▶ _PROMPT_
In the listing below, identify each line with the word "that" and return those lines.

▶ _TASK DATA_
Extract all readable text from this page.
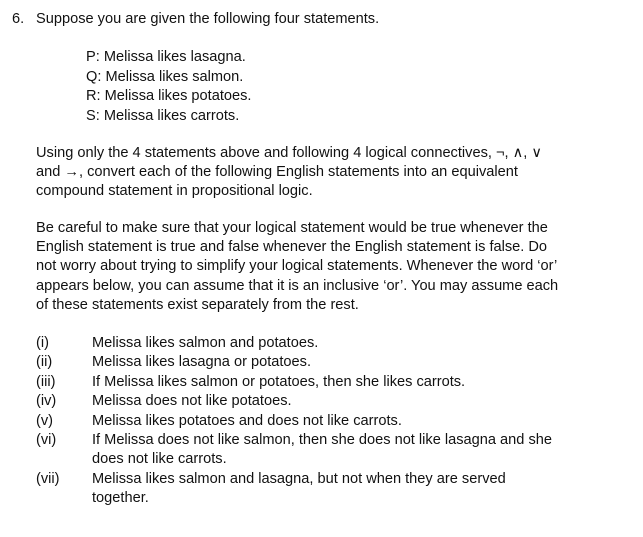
6. Suppose you are given the following four statements.
P: Melissa likes lasagna.
Q: Melissa likes salmon.
R: Melissa likes potatoes.
S: Melissa likes carrots.
Using only the 4 statements above and following 4 logical connectives, ¬, ∧, ∨
and →, convert each of the following English statements into an equivalent
compound statement in propositional logic.
Be careful to make sure that your logical statement would be true whenever the
English statement is true and false whenever the English statement is false. Do
not worry about trying to simplify your logical statements. Whenever the word ‘or’
appears below, you can assume that it is an inclusive ‘or’. You may assume each
of these statements exist separately from the rest.
(i)	Melissa likes salmon and potatoes.
(ii)	Melissa likes lasagna or potatoes.
(iii)	If Melissa likes salmon or potatoes, then she likes carrots.
(iv)	Melissa does not like potatoes.
(v)	Melissa likes potatoes and does not like carrots.
(vi)	If Melissa does not like salmon, then she does not like lasagna and she
does not like carrots.
(vii)	Melissa likes salmon and lasagna, but not when they are served
together.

▶ _FINAL RESULT_
Be careful to make sure that your logical statement would be true whenever the
appears below, you can assume that it is an inclusive ‘or’. You may assume each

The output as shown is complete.